• _AIM_: Reproduce the entries below in full, word for word.

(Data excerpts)
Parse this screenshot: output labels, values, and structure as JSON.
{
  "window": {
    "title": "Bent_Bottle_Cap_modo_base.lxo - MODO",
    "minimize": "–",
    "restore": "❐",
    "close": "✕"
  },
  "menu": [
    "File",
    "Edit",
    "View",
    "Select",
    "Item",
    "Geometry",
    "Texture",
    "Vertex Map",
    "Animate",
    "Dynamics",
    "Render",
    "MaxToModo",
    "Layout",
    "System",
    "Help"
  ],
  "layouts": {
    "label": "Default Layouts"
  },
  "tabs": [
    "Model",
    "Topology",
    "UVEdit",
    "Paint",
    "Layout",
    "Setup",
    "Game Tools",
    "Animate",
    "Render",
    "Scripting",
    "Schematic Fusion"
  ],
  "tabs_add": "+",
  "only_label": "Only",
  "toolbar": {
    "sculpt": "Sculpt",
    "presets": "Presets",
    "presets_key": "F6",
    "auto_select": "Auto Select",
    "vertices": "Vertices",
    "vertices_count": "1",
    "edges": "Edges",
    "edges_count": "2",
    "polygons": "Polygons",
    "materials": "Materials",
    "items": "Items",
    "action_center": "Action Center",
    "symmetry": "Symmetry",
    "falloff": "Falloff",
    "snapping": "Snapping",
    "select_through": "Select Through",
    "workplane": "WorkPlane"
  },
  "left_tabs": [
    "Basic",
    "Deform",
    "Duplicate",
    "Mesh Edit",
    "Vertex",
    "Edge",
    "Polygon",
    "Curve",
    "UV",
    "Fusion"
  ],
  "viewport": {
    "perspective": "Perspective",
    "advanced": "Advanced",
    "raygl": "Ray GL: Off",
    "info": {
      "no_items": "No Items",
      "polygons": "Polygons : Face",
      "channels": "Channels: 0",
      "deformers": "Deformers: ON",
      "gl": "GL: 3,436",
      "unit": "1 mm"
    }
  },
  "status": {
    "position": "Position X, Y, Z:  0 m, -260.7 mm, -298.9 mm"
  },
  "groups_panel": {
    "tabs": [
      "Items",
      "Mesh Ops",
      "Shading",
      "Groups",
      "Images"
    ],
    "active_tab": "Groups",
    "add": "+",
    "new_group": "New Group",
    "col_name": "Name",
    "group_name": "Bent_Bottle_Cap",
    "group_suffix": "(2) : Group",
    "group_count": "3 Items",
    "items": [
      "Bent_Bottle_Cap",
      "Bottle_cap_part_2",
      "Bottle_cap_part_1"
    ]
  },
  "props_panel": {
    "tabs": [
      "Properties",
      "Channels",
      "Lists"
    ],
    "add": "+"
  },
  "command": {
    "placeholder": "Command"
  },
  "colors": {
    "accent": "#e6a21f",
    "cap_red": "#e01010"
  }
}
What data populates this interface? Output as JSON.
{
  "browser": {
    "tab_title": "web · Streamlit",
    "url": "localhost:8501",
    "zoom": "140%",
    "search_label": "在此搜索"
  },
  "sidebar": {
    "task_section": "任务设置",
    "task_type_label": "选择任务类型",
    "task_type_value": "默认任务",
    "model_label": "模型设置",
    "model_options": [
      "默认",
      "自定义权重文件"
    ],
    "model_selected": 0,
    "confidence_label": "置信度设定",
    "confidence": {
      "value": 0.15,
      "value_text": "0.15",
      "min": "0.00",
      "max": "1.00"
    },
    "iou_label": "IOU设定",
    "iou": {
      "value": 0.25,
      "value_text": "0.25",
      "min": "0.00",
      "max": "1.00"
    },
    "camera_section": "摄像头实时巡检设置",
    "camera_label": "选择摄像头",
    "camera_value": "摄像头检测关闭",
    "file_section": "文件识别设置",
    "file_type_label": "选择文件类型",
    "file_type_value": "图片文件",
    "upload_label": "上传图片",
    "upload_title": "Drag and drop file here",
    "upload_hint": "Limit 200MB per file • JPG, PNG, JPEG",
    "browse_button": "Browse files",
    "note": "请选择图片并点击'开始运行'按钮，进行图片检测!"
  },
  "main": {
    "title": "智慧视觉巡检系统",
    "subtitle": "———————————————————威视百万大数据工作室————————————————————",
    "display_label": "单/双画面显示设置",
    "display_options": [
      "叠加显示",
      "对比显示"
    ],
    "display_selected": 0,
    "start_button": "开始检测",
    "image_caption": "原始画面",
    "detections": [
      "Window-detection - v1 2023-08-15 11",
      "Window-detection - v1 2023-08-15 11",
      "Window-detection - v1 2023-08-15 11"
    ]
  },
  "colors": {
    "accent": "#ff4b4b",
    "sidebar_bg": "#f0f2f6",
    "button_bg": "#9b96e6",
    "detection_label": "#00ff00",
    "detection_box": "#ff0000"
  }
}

• _EXPECTED ANSWER_:
Parse this screenshot: output labels, values, and structure as JSON.
{
  "window": {
    "title": "Bent_Bottle_Cap_modo_base.lxo - MODO",
    "minimize": "–",
    "restore": "❐",
    "close": "✕"
  },
  "menu": [
    "File",
    "Edit",
    "View",
    "Select",
    "Item",
    "Geometry",
    "Texture",
    "Vertex Map",
    "Animate",
    "Dynamics",
    "Render",
    "MaxToModo",
    "Layout",
    "System",
    "Help"
  ],
  "layouts": {
    "label": "Default Layouts"
  },
  "tabs": [
    "Model",
    "Topology",
    "UVEdit",
    "Paint",
    "Layout",
    "Setup",
    "Game Tools",
    "Animate",
    "Render",
    "Scripting",
    "Schematic Fusion"
  ],
  "tabs_add": "+",
  "only_label": "Only",
  "toolbar": {
    "sculpt": "Sculpt",
    "presets": "Presets",
    "presets_key": "F6",
    "auto_select": "Auto Select",
    "vertices": "Vertices",
    "vertices_count": "1",
    "edges": "Edges",
    "edges_count": "2",
    "polygons": "Polygons",
    "materials": "Materials",
    "items": "Items",
    "action_center": "Action Center",
    "symmetry": "Symmetry",
    "falloff": "Falloff",
    "snapping": "Snapping",
    "select_through": "Select Through",
    "workplane": "WorkPlane"
  },
  "left_tabs": [
    "Basic",
    "Deform",
    "Duplicate",
    "Mesh Edit",
    "Vertex",
    "Edge",
    "Polygon",
    "Curve",
    "UV",
    "Fusion"
  ],
  "viewport": {
    "perspective": "Perspective",
    "advanced": "Advanced",
    "raygl": "Ray GL: Off",
    "info": {
      "no_items": "No Items",
      "polygons": "Polygons : Face",
      "channels": "Channels: 0",
      "deformers": "Deformers: ON",
      "gl": "GL: 3,436",
      "unit": "1 mm"
    }
  },
  "status": {
    "position": "Position X, Y, Z:  0 m, -260.7 mm, -298.9 mm"
  },
  "groups_panel": {
    "tabs": [
      "Items",
      "Mesh Ops",
      "Shading",
      "Groups",
      "Images"
    ],
    "active_tab": "Groups",
    "add": "+",
    "new_group": "New Group",
    "col_name": "Name",
    "group_name": "Bent_Bottle_Cap",
    "group_suffix": "(2) : Group",
    "group_count": "3 Items",
    "items": [
      "Bent_Bottle_Cap",
      "Bottle_cap_part_2",
      "Bottle_cap_part_1"
    ]
  },
  "props_panel": {
    "tabs": [
      "Properties",
      "Channels",
      "Lists"
    ],
    "add": "+"
  },
  "command": {
    "placeholder": "Command"
  },
  "colors": {
    "accent": "#e6a21f",
    "cap_red": "#e01010"
  }
}
What data populates this interface? Output as JSON.
{
  "browser": {
    "tab_title": "web · Streamlit",
    "url": "localhost:8501",
    "zoom": "140%",
    "search_label": "在此搜索"
  },
  "sidebar": {
    "task_section": "任务设置",
    "task_type_label": "选择任务类型",
    "task_type_value": "默认任务",
    "model_label": "模型设置",
    "model_options": [
      "默认",
      "自定义权重文件"
    ],
    "model_selected": 0,
    "confidence_label": "置信度设定",
    "confidence": {
      "value": 0.15,
      "value_text": "0.15",
      "min": "0.00",
      "max": "1.00"
    },
    "iou_label": "IOU设定",
    "iou": {
      "value": 0.25,
      "value_text": "0.25",
      "min": "0.00",
      "max": "1.00"
    },
    "camera_section": "摄像头实时巡检设置",
    "camera_label": "选择摄像头",
    "camera_value": "摄像头检测关闭",
    "file_section": "文件识别设置",
    "file_type_label": "选择文件类型",
    "file_type_value": "图片文件",
    "upload_label": "上传图片",
    "upload_title": "Drag and drop file here",
    "upload_hint": "Limit 200MB per file • JPG, PNG, JPEG",
    "browse_button": "Browse files",
    "note": "请选择图片并点击'开始运行'按钮，进行图片检测!"
  },
  "main": {
    "title": "智慧视觉巡检系统",
    "subtitle": "———————————————————威视百万大数据工作室————————————————————",
    "display_label": "单/双画面显示设置",
    "display_options": [
      "叠加显示",
      "对比显示"
    ],
    "display_selected": 0,
    "start_button": "开始检测",
    "image_caption": "原始画面",
    "detections": [
      "Window-detection - v1 2023-08-15 11",
      "Window-detection - v1 2023-08-15 11",
      "Window-detection - v1 2023-08-15 11"
    ]
  },
  "colors": {
    "accent": "#ff4b4b",
    "sidebar_bg": "#f0f2f6",
    "button_bg": "#9b96e6",
    "detection_label": "#00ff00",
    "detection_box": "#ff0000"
  }
}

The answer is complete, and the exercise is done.